_Data excerpts:_

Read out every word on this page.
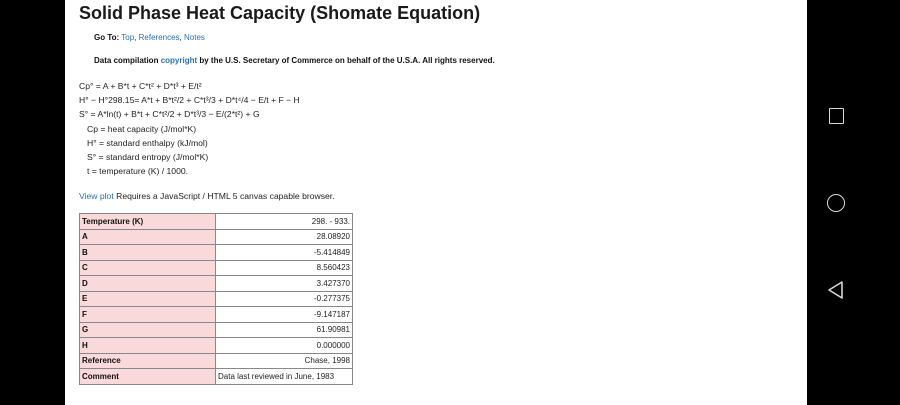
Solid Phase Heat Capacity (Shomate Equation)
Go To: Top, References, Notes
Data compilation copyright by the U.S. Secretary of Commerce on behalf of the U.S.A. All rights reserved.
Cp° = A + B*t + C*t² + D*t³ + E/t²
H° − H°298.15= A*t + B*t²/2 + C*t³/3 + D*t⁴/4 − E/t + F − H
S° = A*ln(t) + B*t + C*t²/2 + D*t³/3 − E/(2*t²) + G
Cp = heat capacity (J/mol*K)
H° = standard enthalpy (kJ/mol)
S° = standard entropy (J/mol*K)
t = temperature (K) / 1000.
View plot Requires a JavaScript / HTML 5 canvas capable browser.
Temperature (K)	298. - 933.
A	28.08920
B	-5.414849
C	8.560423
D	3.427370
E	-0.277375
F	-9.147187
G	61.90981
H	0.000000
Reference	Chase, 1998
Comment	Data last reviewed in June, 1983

_Task:_ Write out each line of the data exactly; the images should be left out.

_Exercise output:_
Read out every word on this page.
Solid Phase Heat Capacity (Shomate Equation)
Go To: Top, References, Notes
Data compilation copyright by the U.S. Secretary of Commerce on behalf of the U.S.A. All rights reserved.
Cp° = A + B*t + C*t² + D*t³ + E/t²
H° − H°298.15= A*t + B*t²/2 + C*t³/3 + D*t⁴/4 − E/t + F − H
S° = A*ln(t) + B*t + C*t²/2 + D*t³/3 − E/(2*t²) + G
Cp = heat capacity (J/mol*K)
H° = standard enthalpy (kJ/mol)
S° = standard entropy (J/mol*K)
t = temperature (K) / 1000.
View plot Requires a JavaScript / HTML 5 canvas capable browser.
Temperature (K)	298. - 933.
A	28.08920
B	-5.414849
C	8.560423
D	3.427370
E	-0.277375
F	-9.147187
G	61.90981
H	0.000000
Reference	Chase, 1998
Comment	Data last reviewed in June, 1983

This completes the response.